[Data lines]:
○ ○ ○ ○ ○ ○ ○
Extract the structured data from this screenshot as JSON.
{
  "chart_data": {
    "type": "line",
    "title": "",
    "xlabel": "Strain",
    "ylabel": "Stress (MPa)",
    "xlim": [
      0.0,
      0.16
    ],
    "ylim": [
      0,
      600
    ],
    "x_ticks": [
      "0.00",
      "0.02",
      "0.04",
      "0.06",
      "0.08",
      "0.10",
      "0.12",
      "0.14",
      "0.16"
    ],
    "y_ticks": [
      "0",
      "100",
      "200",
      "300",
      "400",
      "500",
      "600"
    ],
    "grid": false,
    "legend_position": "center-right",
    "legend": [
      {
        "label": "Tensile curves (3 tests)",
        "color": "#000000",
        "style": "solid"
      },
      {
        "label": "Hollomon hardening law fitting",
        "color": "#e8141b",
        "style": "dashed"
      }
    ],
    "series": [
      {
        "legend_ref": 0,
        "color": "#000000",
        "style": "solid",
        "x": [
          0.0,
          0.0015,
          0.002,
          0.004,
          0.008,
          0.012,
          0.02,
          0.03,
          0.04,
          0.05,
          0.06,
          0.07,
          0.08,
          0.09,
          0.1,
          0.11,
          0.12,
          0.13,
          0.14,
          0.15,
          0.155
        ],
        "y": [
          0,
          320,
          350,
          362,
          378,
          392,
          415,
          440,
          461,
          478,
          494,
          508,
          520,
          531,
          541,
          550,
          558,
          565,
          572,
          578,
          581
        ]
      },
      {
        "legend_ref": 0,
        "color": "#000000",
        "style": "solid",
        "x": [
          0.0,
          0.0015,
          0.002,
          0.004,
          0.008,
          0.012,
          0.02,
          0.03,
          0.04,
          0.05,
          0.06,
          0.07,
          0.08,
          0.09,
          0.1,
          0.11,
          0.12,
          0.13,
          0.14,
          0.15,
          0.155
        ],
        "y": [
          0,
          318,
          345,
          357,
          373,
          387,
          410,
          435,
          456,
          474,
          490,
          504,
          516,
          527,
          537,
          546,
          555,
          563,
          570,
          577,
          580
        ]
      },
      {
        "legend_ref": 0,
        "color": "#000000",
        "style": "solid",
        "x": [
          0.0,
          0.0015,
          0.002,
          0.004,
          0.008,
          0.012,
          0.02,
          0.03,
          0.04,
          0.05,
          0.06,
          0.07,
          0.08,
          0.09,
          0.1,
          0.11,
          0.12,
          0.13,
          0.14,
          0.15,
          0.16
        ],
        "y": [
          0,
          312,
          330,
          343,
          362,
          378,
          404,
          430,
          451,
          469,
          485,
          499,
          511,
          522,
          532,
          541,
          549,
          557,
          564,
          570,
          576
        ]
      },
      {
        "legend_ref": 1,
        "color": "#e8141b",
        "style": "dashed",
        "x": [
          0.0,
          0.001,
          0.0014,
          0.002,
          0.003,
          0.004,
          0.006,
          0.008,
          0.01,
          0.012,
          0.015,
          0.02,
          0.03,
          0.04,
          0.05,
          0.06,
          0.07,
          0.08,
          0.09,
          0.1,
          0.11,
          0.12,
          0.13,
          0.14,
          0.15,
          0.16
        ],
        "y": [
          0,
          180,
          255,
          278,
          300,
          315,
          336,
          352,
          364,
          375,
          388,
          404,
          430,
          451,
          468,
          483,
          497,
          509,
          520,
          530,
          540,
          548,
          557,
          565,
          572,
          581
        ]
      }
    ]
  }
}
○ ○ ○ ○ ○ ○ ○
[Direction]: Quote all the records. Keep every word exact.

[Task solution]:
Extract the structured data from this screenshot as JSON.
{
  "chart_data": {
    "type": "line",
    "title": "",
    "xlabel": "Strain",
    "ylabel": "Stress (MPa)",
    "xlim": [
      0.0,
      0.16
    ],
    "ylim": [
      0,
      600
    ],
    "x_ticks": [
      "0.00",
      "0.02",
      "0.04",
      "0.06",
      "0.08",
      "0.10",
      "0.12",
      "0.14",
      "0.16"
    ],
    "y_ticks": [
      "0",
      "100",
      "200",
      "300",
      "400",
      "500",
      "600"
    ],
    "grid": false,
    "legend_position": "center-right",
    "legend": [
      {
        "label": "Tensile curves (3 tests)",
        "color": "#000000",
        "style": "solid"
      },
      {
        "label": "Hollomon hardening law fitting",
        "color": "#e8141b",
        "style": "dashed"
      }
    ],
    "series": [
      {
        "legend_ref": 0,
        "color": "#000000",
        "style": "solid",
        "x": [
          0.0,
          0.0015,
          0.002,
          0.004,
          0.008,
          0.012,
          0.02,
          0.03,
          0.04,
          0.05,
          0.06,
          0.07,
          0.08,
          0.09,
          0.1,
          0.11,
          0.12,
          0.13,
          0.14,
          0.15,
          0.155
        ],
        "y": [
          0,
          320,
          350,
          362,
          378,
          392,
          415,
          440,
          461,
          478,
          494,
          508,
          520,
          531,
          541,
          550,
          558,
          565,
          572,
          578,
          581
        ]
      },
      {
        "legend_ref": 0,
        "color": "#000000",
        "style": "solid",
        "x": [
          0.0,
          0.0015,
          0.002,
          0.004,
          0.008,
          0.012,
          0.02,
          0.03,
          0.04,
          0.05,
          0.06,
          0.07,
          0.08,
          0.09,
          0.1,
          0.11,
          0.12,
          0.13,
          0.14,
          0.15,
          0.155
        ],
        "y": [
          0,
          318,
          345,
          357,
          373,
          387,
          410,
          435,
          456,
          474,
          490,
          504,
          516,
          527,
          537,
          546,
          555,
          563,
          570,
          577,
          580
        ]
      },
      {
        "legend_ref": 0,
        "color": "#000000",
        "style": "solid",
        "x": [
          0.0,
          0.0015,
          0.002,
          0.004,
          0.008,
          0.012,
          0.02,
          0.03,
          0.04,
          0.05,
          0.06,
          0.07,
          0.08,
          0.09,
          0.1,
          0.11,
          0.12,
          0.13,
          0.14,
          0.15,
          0.16
        ],
        "y": [
          0,
          312,
          330,
          343,
          362,
          378,
          404,
          430,
          451,
          469,
          485,
          499,
          511,
          522,
          532,
          541,
          549,
          557,
          564,
          570,
          576
        ]
      },
      {
        "legend_ref": 1,
        "color": "#e8141b",
        "style": "dashed",
        "x": [
          0.0,
          0.001,
          0.0014,
          0.002,
          0.003,
          0.004,
          0.006,
          0.008,
          0.01,
          0.012,
          0.015,
          0.02,
          0.03,
          0.04,
          0.05,
          0.06,
          0.07,
          0.08,
          0.09,
          0.1,
          0.11,
          0.12,
          0.13,
          0.14,
          0.15,
          0.16
        ],
        "y": [
          0,
          180,
          255,
          278,
          300,
          315,
          336,
          352,
          364,
          375,
          388,
          404,
          430,
          451,
          468,
          483,
          497,
          509,
          520,
          530,
          540,
          548,
          557,
          565,
          572,
          581
        ]
      }
    ]
  }
}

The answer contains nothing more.